EXCERPTED DATA
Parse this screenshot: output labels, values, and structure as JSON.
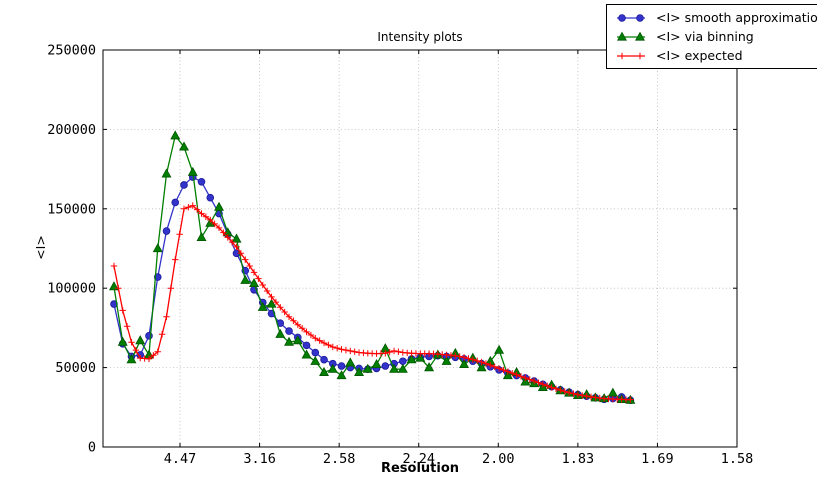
{
  "chart_data": {
    "type": "line",
    "title": "Intensity plots",
    "xlabel": "Resolution",
    "ylabel": "<I>",
    "grid": true,
    "legend_position": "top-right",
    "x_axis": {
      "unit": "1/d^2",
      "min": 0.0016,
      "max": 0.4,
      "ticks": [
        {
          "pos": 0.05,
          "label": "4.47"
        },
        {
          "pos": 0.1,
          "label": "3.16"
        },
        {
          "pos": 0.15,
          "label": "2.58"
        },
        {
          "pos": 0.2,
          "label": "2.24"
        },
        {
          "pos": 0.25,
          "label": "2.00"
        },
        {
          "pos": 0.3,
          "label": "1.83"
        },
        {
          "pos": 0.35,
          "label": "1.69"
        },
        {
          "pos": 0.4,
          "label": "1.58"
        }
      ]
    },
    "y_axis": {
      "min": 0,
      "max": 250000,
      "ticks": [
        {
          "pos": 0,
          "label": "0"
        },
        {
          "pos": 50000,
          "label": "50000"
        },
        {
          "pos": 100000,
          "label": "100000"
        },
        {
          "pos": 150000,
          "label": "150000"
        },
        {
          "pos": 200000,
          "label": "200000"
        },
        {
          "pos": 250000,
          "label": "250000"
        }
      ]
    },
    "series": [
      {
        "id": "smooth-approximation",
        "name": "<I> smooth approximation",
        "color": "#3333cc",
        "edge_color": "#1a1a99",
        "marker": "circle",
        "marker_midpoints": false,
        "x": [
          0.0085,
          0.014,
          0.0195,
          0.025,
          0.0305,
          0.036,
          0.0415,
          0.047,
          0.0525,
          0.058,
          0.0635,
          0.069,
          0.0745,
          0.08,
          0.0855,
          0.091,
          0.0965,
          0.102,
          0.1075,
          0.113,
          0.1185,
          0.124,
          0.1295,
          0.135,
          0.1405,
          0.146,
          0.1515,
          0.157,
          0.1625,
          0.168,
          0.1735,
          0.179,
          0.1845,
          0.19,
          0.1955,
          0.201,
          0.2065,
          0.212,
          0.2175,
          0.223,
          0.2285,
          0.234,
          0.2395,
          0.245,
          0.2505,
          0.256,
          0.2615,
          0.267,
          0.2725,
          0.278,
          0.2835,
          0.289,
          0.2945,
          0.3,
          0.3055,
          0.311,
          0.3165,
          0.322,
          0.3275,
          0.333
        ],
        "y": [
          90000,
          65000,
          57000,
          58000,
          70000,
          107000,
          136000,
          154000,
          165000,
          170000,
          167000,
          157000,
          147000,
          134000,
          122000,
          111000,
          99000,
          91000,
          84000,
          78000,
          73000,
          69000,
          64000,
          59500,
          55000,
          52500,
          51000,
          50000,
          49500,
          49000,
          49500,
          51000,
          52500,
          54000,
          55500,
          56500,
          57000,
          57500,
          57000,
          56500,
          55500,
          54000,
          52500,
          50500,
          48500,
          46500,
          45000,
          43500,
          41500,
          39500,
          38000,
          36000,
          34500,
          33000,
          32000,
          31000,
          30000,
          30500,
          31500,
          29500
        ]
      },
      {
        "id": "via-binning",
        "name": "<I> via binning",
        "color": "#007f00",
        "edge_color": "#005500",
        "marker": "triangle",
        "marker_midpoints": false,
        "x": [
          0.0085,
          0.014,
          0.0195,
          0.025,
          0.0305,
          0.036,
          0.0415,
          0.047,
          0.0525,
          0.058,
          0.0635,
          0.069,
          0.0745,
          0.08,
          0.0855,
          0.091,
          0.0965,
          0.102,
          0.1075,
          0.113,
          0.1185,
          0.124,
          0.1295,
          0.135,
          0.1405,
          0.146,
          0.1515,
          0.157,
          0.1625,
          0.168,
          0.1735,
          0.179,
          0.1845,
          0.19,
          0.1955,
          0.201,
          0.2065,
          0.212,
          0.2175,
          0.223,
          0.2285,
          0.234,
          0.2395,
          0.245,
          0.2505,
          0.256,
          0.2615,
          0.267,
          0.2725,
          0.278,
          0.2835,
          0.289,
          0.2945,
          0.3,
          0.3055,
          0.311,
          0.3165,
          0.322,
          0.3275,
          0.333
        ],
        "y": [
          101000,
          66000,
          55000,
          67000,
          58000,
          125000,
          172000,
          196000,
          189000,
          173000,
          132000,
          141000,
          151000,
          135000,
          131000,
          105000,
          103000,
          88000,
          90000,
          71000,
          66000,
          67000,
          58000,
          54000,
          47000,
          49000,
          45000,
          53000,
          47000,
          49000,
          52000,
          62000,
          49000,
          49000,
          55000,
          56000,
          50000,
          58000,
          54000,
          59000,
          52000,
          56000,
          50000,
          54000,
          61000,
          45000,
          47000,
          41000,
          40000,
          37500,
          39000,
          35500,
          34000,
          32500,
          33000,
          31000,
          30500,
          34000,
          30000,
          29500
        ]
      },
      {
        "id": "expected",
        "name": "<I> expected",
        "color": "#ff0000",
        "edge_color": "#ff0000",
        "marker": "plus",
        "marker_midpoints": true,
        "x": [
          0.0085,
          0.014,
          0.0195,
          0.025,
          0.0305,
          0.036,
          0.0415,
          0.047,
          0.0525,
          0.058,
          0.0635,
          0.069,
          0.0745,
          0.08,
          0.0855,
          0.091,
          0.0965,
          0.102,
          0.1075,
          0.113,
          0.1185,
          0.124,
          0.1295,
          0.135,
          0.1405,
          0.146,
          0.1515,
          0.157,
          0.1625,
          0.168,
          0.1735,
          0.179,
          0.1845,
          0.19,
          0.1955,
          0.201,
          0.2065,
          0.212,
          0.2175,
          0.223,
          0.2285,
          0.234,
          0.2395,
          0.245,
          0.2505,
          0.256,
          0.2615,
          0.267,
          0.2725,
          0.278,
          0.2835,
          0.289,
          0.2945,
          0.3,
          0.3055,
          0.311,
          0.3165,
          0.322,
          0.3275,
          0.333
        ],
        "y": [
          114000,
          86000,
          66000,
          56000,
          55500,
          60000,
          82000,
          118000,
          150000,
          152000,
          147000,
          143000,
          138000,
          132000,
          126000,
          118000,
          110000,
          102000,
          94500,
          88000,
          82000,
          77000,
          72500,
          68500,
          65500,
          63000,
          61500,
          60500,
          59500,
          59000,
          58800,
          59000,
          60500,
          59500,
          59000,
          58800,
          58800,
          58500,
          58000,
          57500,
          56500,
          55000,
          53500,
          51500,
          49500,
          47500,
          45500,
          43500,
          41500,
          39500,
          37500,
          35800,
          34200,
          33000,
          32000,
          31200,
          30500,
          30200,
          30000,
          29800
        ]
      }
    ]
  }
}
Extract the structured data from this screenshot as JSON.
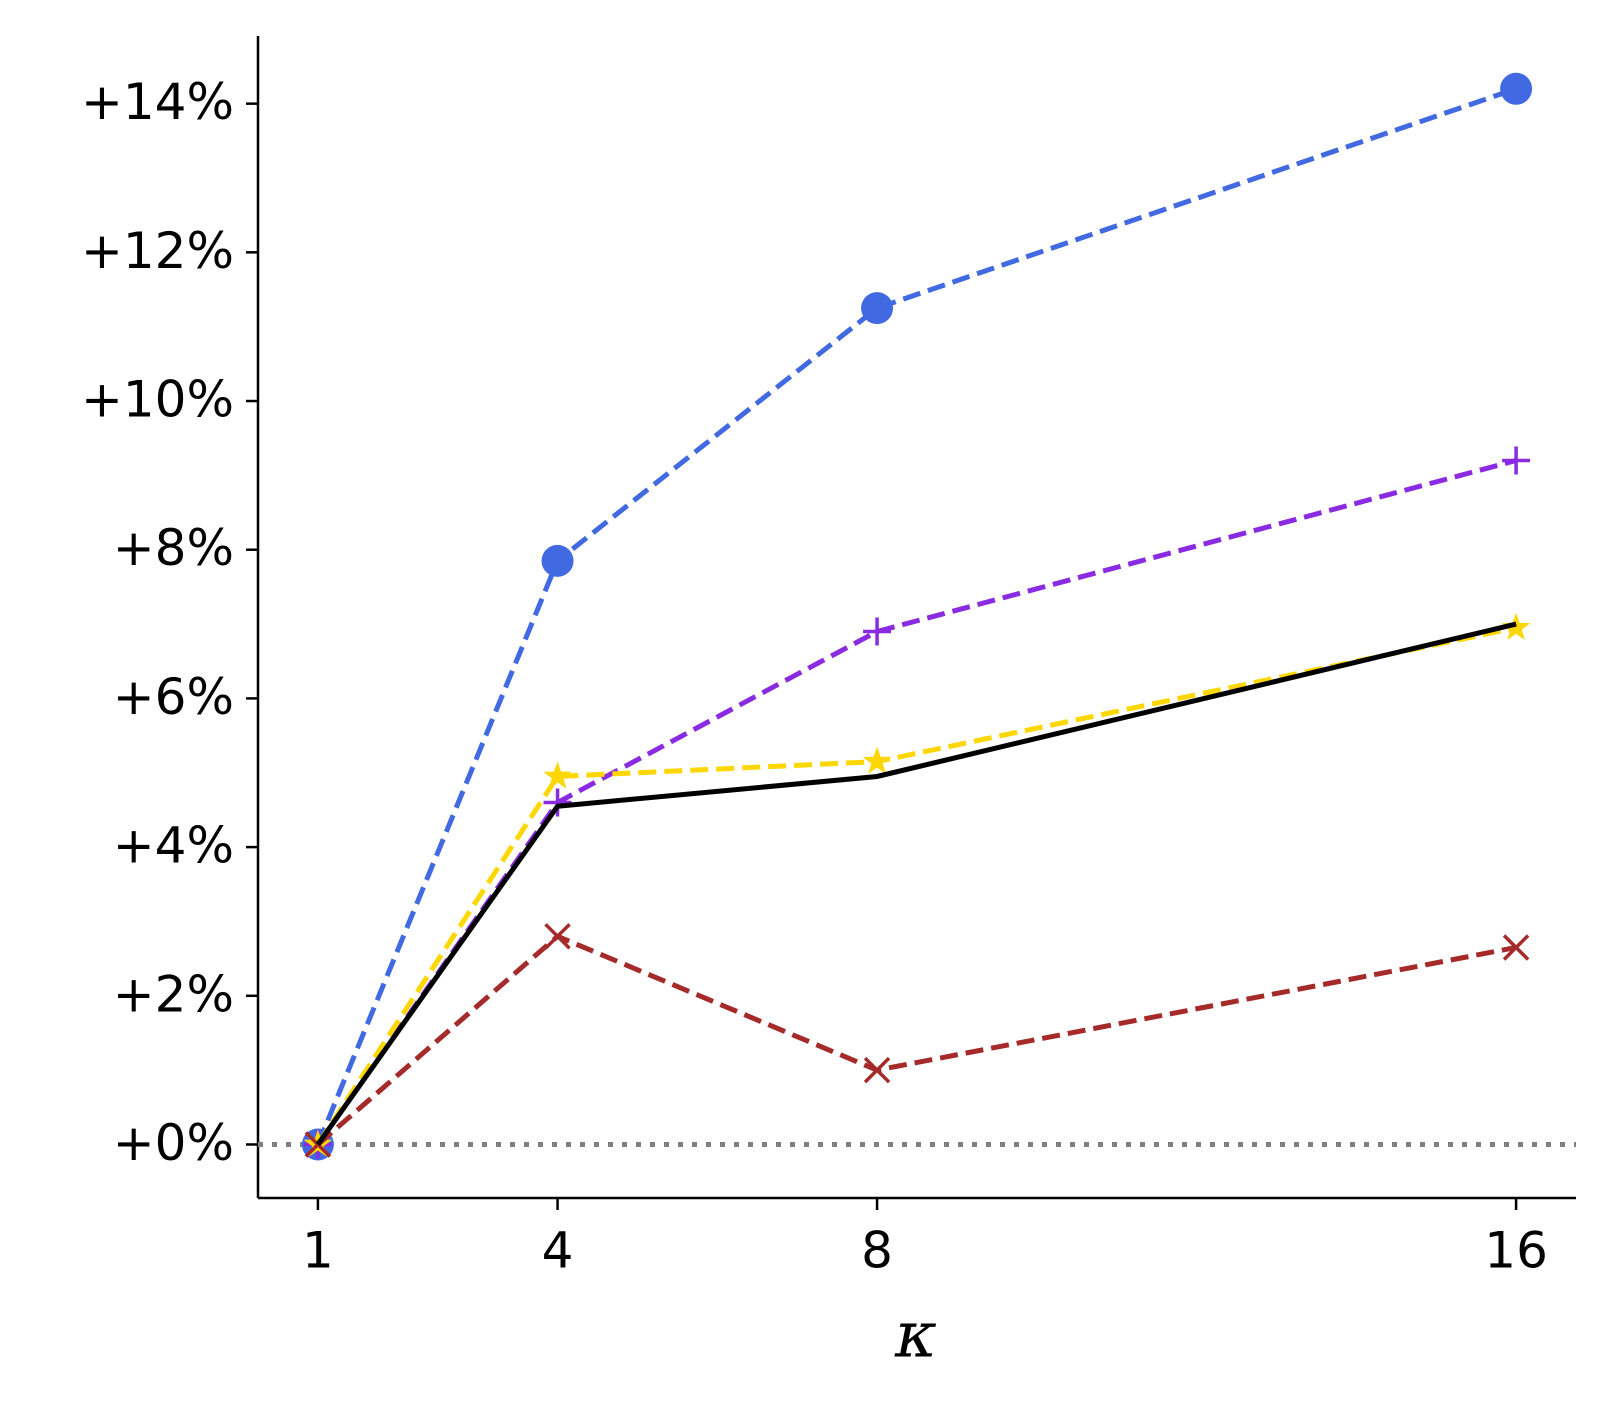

DIRECTIVE
All lines that include "screenshot" are to be gathered and copied.

WRITTEN SOLUTION
Parse this screenshot: output labels, values, and structure as JSON.
Extract the structured data from this screenshot as JSON.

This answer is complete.